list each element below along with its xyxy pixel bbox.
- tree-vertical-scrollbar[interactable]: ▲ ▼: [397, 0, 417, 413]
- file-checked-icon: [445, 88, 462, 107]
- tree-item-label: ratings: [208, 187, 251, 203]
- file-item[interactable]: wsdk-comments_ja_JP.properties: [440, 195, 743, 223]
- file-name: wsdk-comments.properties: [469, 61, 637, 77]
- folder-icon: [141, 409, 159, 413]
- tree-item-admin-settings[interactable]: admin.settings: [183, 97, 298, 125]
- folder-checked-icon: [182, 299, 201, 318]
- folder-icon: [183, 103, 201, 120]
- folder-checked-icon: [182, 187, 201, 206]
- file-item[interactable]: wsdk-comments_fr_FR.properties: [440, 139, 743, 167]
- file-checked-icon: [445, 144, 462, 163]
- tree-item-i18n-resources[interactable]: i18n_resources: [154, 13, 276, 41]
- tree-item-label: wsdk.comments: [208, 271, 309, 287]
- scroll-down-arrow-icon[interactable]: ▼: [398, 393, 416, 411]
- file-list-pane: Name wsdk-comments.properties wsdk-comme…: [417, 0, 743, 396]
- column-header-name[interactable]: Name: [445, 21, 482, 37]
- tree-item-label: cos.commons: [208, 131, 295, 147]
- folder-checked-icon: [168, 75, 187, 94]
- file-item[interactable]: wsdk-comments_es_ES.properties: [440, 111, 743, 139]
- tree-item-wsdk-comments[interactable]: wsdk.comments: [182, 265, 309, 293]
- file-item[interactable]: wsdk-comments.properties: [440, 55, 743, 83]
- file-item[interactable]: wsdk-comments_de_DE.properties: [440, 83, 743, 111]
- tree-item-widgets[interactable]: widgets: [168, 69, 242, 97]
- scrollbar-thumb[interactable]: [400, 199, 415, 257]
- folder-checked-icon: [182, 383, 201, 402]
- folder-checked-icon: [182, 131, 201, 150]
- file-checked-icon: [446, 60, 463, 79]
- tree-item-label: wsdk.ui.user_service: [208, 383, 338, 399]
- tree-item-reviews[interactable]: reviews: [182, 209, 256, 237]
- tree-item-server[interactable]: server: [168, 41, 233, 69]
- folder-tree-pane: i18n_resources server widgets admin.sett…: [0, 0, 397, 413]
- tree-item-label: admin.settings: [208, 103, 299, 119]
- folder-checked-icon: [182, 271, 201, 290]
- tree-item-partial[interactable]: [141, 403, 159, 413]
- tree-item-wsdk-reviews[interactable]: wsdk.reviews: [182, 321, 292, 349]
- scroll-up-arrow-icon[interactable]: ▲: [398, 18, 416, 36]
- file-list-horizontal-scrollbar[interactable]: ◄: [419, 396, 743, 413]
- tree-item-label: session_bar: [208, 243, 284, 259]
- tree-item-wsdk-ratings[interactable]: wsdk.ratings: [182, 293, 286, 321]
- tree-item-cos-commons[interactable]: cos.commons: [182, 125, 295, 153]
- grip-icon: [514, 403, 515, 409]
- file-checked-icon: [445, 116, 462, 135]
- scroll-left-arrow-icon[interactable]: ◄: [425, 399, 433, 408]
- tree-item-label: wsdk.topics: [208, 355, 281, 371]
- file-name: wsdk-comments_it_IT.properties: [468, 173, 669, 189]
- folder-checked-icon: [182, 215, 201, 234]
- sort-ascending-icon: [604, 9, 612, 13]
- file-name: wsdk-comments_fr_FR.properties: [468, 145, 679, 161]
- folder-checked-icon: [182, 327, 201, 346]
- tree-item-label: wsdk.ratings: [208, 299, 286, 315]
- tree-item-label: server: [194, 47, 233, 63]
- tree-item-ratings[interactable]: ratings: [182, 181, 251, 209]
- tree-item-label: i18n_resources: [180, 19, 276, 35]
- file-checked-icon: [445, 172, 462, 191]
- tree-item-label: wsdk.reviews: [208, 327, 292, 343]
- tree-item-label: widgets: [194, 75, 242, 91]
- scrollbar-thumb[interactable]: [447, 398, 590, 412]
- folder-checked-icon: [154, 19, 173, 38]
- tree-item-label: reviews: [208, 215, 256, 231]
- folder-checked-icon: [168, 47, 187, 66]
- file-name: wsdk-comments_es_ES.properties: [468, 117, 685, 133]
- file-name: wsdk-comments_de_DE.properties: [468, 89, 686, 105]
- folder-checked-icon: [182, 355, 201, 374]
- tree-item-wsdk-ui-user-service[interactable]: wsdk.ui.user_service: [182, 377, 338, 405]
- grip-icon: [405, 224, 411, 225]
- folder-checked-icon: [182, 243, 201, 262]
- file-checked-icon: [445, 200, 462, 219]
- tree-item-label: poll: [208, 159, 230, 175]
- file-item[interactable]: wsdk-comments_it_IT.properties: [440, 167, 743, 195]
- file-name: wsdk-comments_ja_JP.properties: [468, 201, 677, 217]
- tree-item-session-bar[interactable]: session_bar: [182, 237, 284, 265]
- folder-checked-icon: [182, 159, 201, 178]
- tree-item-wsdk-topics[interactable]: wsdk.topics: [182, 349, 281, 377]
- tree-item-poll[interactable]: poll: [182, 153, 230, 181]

§ GIVEN EXERCISE: Reproduce the records in full, substituting "folder-selected-icon" for every occurrence of "folder-checked-icon" and leaving everything else as it is.

§ ANSWER TO THIS EXERCISE:
list each element below along with its xyxy pixel bbox.
- tree-vertical-scrollbar[interactable]: ▲ ▼: [397, 0, 417, 413]
- file-checked-icon: [445, 88, 462, 107]
- tree-item-label: ratings: [208, 187, 251, 203]
- file-item[interactable]: wsdk-comments_ja_JP.properties: [440, 195, 743, 223]
- file-name: wsdk-comments.properties: [469, 61, 637, 77]
- folder-icon: [141, 409, 159, 413]
- tree-item-admin-settings[interactable]: admin.settings: [183, 97, 298, 125]
- folder-selected-icon: [182, 299, 201, 318]
- folder-icon: [183, 103, 201, 120]
- folder-selected-icon: [182, 187, 201, 206]
- file-item[interactable]: wsdk-comments_fr_FR.properties: [440, 139, 743, 167]
- file-checked-icon: [445, 144, 462, 163]
- tree-item-i18n-resources[interactable]: i18n_resources: [154, 13, 276, 41]
- tree-item-label: wsdk.comments: [208, 271, 309, 287]
- scroll-down-arrow-icon[interactable]: ▼: [398, 393, 416, 411]
- file-list-pane: Name wsdk-comments.properties wsdk-comme…: [417, 0, 743, 396]
- column-header-name[interactable]: Name: [445, 21, 482, 37]
- tree-item-label: cos.commons: [208, 131, 295, 147]
- folder-selected-icon: [168, 75, 187, 94]
- file-item[interactable]: wsdk-comments_es_ES.properties: [440, 111, 743, 139]
- tree-item-wsdk-comments[interactable]: wsdk.comments: [182, 265, 309, 293]
- file-item[interactable]: wsdk-comments.properties: [440, 55, 743, 83]
- file-item[interactable]: wsdk-comments_de_DE.properties: [440, 83, 743, 111]
- tree-item-widgets[interactable]: widgets: [168, 69, 242, 97]
- scrollbar-thumb[interactable]: [400, 199, 415, 257]
- folder-selected-icon: [182, 383, 201, 402]
- folder-selected-icon: [182, 131, 201, 150]
- file-checked-icon: [446, 60, 463, 79]
- tree-item-label: wsdk.ui.user_service: [208, 383, 338, 399]
- tree-item-reviews[interactable]: reviews: [182, 209, 256, 237]
- tree-item-server[interactable]: server: [168, 41, 233, 69]
- folder-tree-pane: i18n_resources server widgets admin.sett…: [0, 0, 397, 413]
- tree-item-label: admin.settings: [208, 103, 299, 119]
- folder-selected-icon: [182, 271, 201, 290]
- tree-item-partial[interactable]: [141, 403, 159, 413]
- tree-item-wsdk-reviews[interactable]: wsdk.reviews: [182, 321, 292, 349]
- scroll-up-arrow-icon[interactable]: ▲: [398, 18, 416, 36]
- file-list-horizontal-scrollbar[interactable]: ◄: [419, 396, 743, 413]
- tree-item-label: session_bar: [208, 243, 284, 259]
- tree-item-wsdk-ratings[interactable]: wsdk.ratings: [182, 293, 286, 321]
- tree-item-cos-commons[interactable]: cos.commons: [182, 125, 295, 153]
- grip-icon: [514, 403, 515, 409]
- file-checked-icon: [445, 116, 462, 135]
- scroll-left-arrow-icon[interactable]: ◄: [425, 399, 433, 408]
- tree-item-label: wsdk.topics: [208, 355, 281, 371]
- file-name: wsdk-comments_it_IT.properties: [468, 173, 669, 189]
- folder-selected-icon: [182, 215, 201, 234]
- sort-ascending-icon: [604, 9, 612, 13]
- file-name: wsdk-comments_fr_FR.properties: [468, 145, 679, 161]
- folder-selected-icon: [182, 327, 201, 346]
- tree-item-label: wsdk.ratings: [208, 299, 286, 315]
- tree-item-label: server: [194, 47, 233, 63]
- tree-item-ratings[interactable]: ratings: [182, 181, 251, 209]
- tree-item-label: i18n_resources: [180, 19, 276, 35]
- file-checked-icon: [445, 172, 462, 191]
- tree-item-label: wsdk.reviews: [208, 327, 292, 343]
- tree-item-label: widgets: [194, 75, 242, 91]
- scrollbar-thumb[interactable]: [447, 398, 590, 412]
- folder-selected-icon: [154, 19, 173, 38]
- tree-item-label: reviews: [208, 215, 256, 231]
- folder-selected-icon: [168, 47, 187, 66]
- file-name: wsdk-comments_es_ES.properties: [468, 117, 685, 133]
- file-name: wsdk-comments_de_DE.properties: [468, 89, 686, 105]
- folder-selected-icon: [182, 355, 201, 374]
- tree-item-wsdk-ui-user-service[interactable]: wsdk.ui.user_service: [182, 377, 338, 405]
- grip-icon: [405, 224, 411, 225]
- folder-selected-icon: [182, 243, 201, 262]
- file-checked-icon: [445, 200, 462, 219]
- tree-item-label: poll: [208, 159, 230, 175]
- file-item[interactable]: wsdk-comments_it_IT.properties: [440, 167, 743, 195]
- file-name: wsdk-comments_ja_JP.properties: [468, 201, 677, 217]
- tree-item-session-bar[interactable]: session_bar: [182, 237, 284, 265]
- folder-selected-icon: [182, 159, 201, 178]
- tree-item-wsdk-topics[interactable]: wsdk.topics: [182, 349, 281, 377]
- tree-item-poll[interactable]: poll: [182, 153, 230, 181]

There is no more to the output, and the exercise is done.